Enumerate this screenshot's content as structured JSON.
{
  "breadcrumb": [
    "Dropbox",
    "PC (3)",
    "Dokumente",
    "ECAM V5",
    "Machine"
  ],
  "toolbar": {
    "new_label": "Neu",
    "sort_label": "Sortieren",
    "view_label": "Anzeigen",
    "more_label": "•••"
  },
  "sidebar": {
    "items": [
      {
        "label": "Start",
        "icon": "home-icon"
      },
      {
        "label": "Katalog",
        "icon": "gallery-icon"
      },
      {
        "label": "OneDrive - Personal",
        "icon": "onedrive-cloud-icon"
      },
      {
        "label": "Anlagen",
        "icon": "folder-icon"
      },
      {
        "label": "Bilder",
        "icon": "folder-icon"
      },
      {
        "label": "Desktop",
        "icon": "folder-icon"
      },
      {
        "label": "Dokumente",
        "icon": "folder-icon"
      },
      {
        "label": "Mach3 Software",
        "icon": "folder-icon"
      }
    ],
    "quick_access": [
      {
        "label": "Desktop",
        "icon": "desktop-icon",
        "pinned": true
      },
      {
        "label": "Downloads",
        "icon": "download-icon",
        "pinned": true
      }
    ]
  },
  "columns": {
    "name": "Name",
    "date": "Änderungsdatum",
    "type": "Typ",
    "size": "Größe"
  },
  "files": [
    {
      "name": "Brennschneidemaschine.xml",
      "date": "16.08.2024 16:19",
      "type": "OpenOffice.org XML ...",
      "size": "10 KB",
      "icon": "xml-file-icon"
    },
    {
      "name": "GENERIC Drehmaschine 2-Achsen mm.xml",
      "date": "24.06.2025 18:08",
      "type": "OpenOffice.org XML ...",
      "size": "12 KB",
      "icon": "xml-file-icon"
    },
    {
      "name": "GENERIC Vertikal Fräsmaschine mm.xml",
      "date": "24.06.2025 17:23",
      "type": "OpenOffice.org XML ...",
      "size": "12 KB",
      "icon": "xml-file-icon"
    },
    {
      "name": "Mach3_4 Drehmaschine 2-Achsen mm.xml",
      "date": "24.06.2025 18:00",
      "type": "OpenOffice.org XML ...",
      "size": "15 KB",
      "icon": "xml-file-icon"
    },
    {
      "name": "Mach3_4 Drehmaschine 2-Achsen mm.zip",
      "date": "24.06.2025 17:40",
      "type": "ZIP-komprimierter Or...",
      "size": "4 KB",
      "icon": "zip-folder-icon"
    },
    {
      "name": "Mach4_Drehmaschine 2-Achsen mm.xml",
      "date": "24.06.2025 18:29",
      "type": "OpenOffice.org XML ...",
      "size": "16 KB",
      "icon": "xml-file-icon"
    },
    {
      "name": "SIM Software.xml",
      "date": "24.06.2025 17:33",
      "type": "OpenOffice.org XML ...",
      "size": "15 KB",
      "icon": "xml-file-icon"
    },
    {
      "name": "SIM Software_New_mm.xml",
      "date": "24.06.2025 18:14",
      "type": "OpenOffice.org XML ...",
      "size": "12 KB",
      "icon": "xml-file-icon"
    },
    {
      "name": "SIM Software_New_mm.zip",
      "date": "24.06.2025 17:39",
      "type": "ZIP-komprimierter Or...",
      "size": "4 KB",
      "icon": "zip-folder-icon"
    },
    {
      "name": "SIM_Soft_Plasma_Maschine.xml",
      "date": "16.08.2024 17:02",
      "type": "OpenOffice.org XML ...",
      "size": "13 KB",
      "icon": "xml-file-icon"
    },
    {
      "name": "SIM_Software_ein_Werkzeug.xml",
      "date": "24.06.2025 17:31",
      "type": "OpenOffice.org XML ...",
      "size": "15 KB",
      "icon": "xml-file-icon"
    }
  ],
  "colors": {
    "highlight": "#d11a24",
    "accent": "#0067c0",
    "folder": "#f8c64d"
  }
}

__GIVEN REQUEST__. Extract all lines containing the word "Achsen".

__WRITTEN REPLY__.
      "name": "GENERIC Drehmaschine 2-Achsen mm.xml",
      "name": "Mach3_4 Drehmaschine 2-Achsen mm.xml",
      "name": "Mach3_4 Drehmaschine 2-Achsen mm.zip",
      "name": "Mach4_Drehmaschine 2-Achsen mm.xml",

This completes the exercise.